§ The problem: Answer with one number: the count of lines in the listing below that hold the word "предоставляется".

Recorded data
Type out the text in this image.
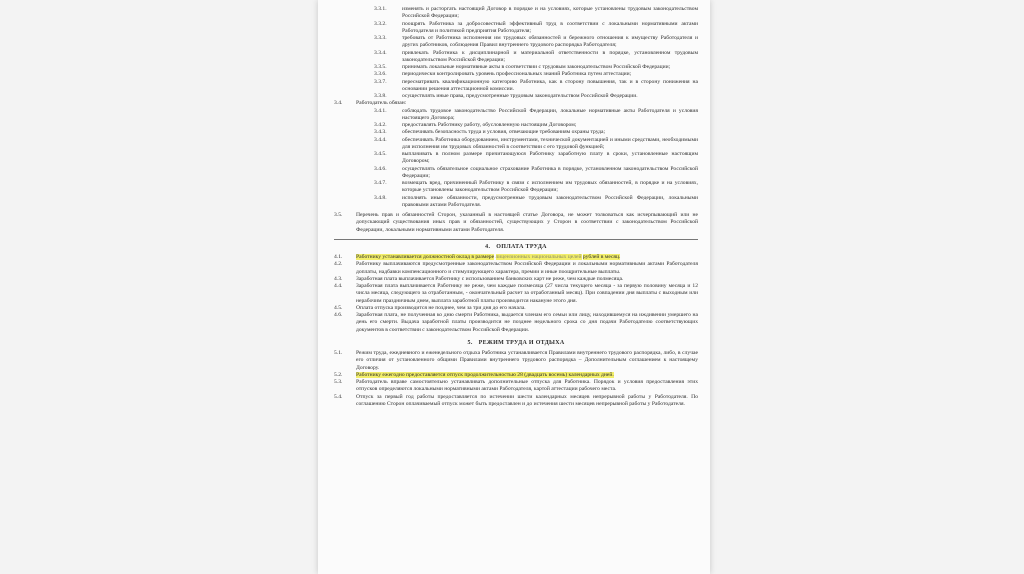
3.3.1.	изменять и расторгать настоящий Договор в порядке и на условиях, которые установлены трудовым законодательством Российской Федерации;
3.3.2.	поощрять Работника за добросовестный эффективный труд в соответствии с локальными нормативными актами Работодателя и политикой предприятия Работодателя;
3.3.3.	требовать от Работника исполнения им трудовых обязанностей и бережного отношения к имуществу Работодателя и других работников, соблюдения Правил внутреннего трудового распорядка Работодателя;
3.3.4.	привлекать Работника к дисциплинарной и материальной ответственности в порядке, установленном трудовым законодательством Российской Федерации;
3.3.5.	принимать локальные нормативные акты в соответствии с трудовым законодательством Российской Федерации;
3.3.6.	периодически контролировать уровень профессиональных знаний Работника путем аттестации;
3.3.7.	пересматривать квалификационную категорию Работника, как в сторону повышения, так и в сторону понижения на основании решения аттестационной комиссии.
3.3.8.	осуществлять иные права, предусмотренные трудовым законодательством Российской Федерации.
3.4.	Работодатель обязан:
3.4.1.	соблюдать трудовое законодательство Российской Федерации, локальные нормативные акты Работодателя и условия настоящего Договора;
3.4.2.	предоставлять Работнику работу, обусловленную настоящим Договором;
3.4.3.	обеспечивать безопасность труда и условия, отвечающие требованиям охраны труда;
3.4.4.	обеспечивать Работника оборудованием, инструментами, технической документацией и иными средствами, необходимыми для исполнения им трудовых обязанностей в соответствии с его трудовой функцией;
3.4.5.	выплачивать в полном размере причитающуюся Работнику заработную плату в сроки, установленные настоящим Договором;
3.4.6.	осуществлять обязательное социальное страхование Работника в порядке, установленном законодательством Российской Федерации;
3.4.7.	возмещать вред, причиненный Работнику в связи с исполнением им трудовых обязанностей, в порядке и на условиях, которые установлены законодательством Российской Федерации;
3.4.8.	исполнять иные обязанности, предусмотренные трудовым законодательством Российской Федерации, локальными правовыми актами Работодателя.
3.5.	Перечень прав и обязанностей Сторон, указанный в настоящей статье Договора, не может толковаться как исчерпывающий или не допускающий существования иных прав и обязанностей, существующих у Сторон в соответствии с законодательством Российской Федерации, локальными нормативными актами Работодателя.
4. ОПЛАТА ТРУДА
4.1.	Работнику устанавливается должностной оклад в размере лицензионных национальных целей рублей в месяц.
4.2.	Работнику выплачиваются предусмотренные законодательством Российской Федерации и локальными нормативными актами Работодателя доплаты, надбавки компенсационного и стимулирующего характера, премии и иные поощрительные выплаты.
4.3.	Заработная плата выплачивается Работнику с использованием банковских карт не реже, чем каждые полмесяца.
4.4.	Заработная плата выплачивается Работнику не реже, чем каждые полмесяца (27 числа текущего месяца - за первую половину месяца и 12 числа месяца, следующего за отработанным, - окончательный расчет за отработанный месяц). При совпадении дня выплаты с выходным или нерабочим праздничным днем, выплата заработной платы производится накануне этого дня.
4.5.	Оплата отпуска производится не позднее, чем за три дня до его начала.
4.6.	Заработная плата, не полученная ко дню смерти Работника, выдается членам его семьи или лицу, находившемуся на иждивении умершего на день его смерти. Выдача заработной платы производится не позднее недельного срока со дня подачи Работодателю соответствующих документов в соответствии с законодательством Российской Федерации.
5. РЕЖИМ ТРУДА И ОТДЫХА
5.1.	Режим труда, ежедневного и еженедельного отдыха Работника устанавливается Правилами внутреннего трудового распорядка, либо, в случае его отличия от установленного общими Правилами внутреннего трудового распорядка – Дополнительным соглашением к настоящему Договору.
5.2.	Работнику ежегодно предоставляется отпуск продолжительностью 28 (двадцать восемь) календарных дней.
5.3.	Работодатель вправе самостоятельно устанавливать дополнительные отпуска для Работника. Порядок и условия предоставления этих отпусков определяются локальными нормативными актами Работодателя, картой аттестации рабочего места.
5.4.	Отпуск за первый год работы предоставляется по истечении шести календарных месяцев непрерывной работы у Работодателя. По соглашению Сторон оплачиваемый отпуск может быть предоставлен и до истечения шести месяцев непрерывной работы у Работодателя.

§ The output: 2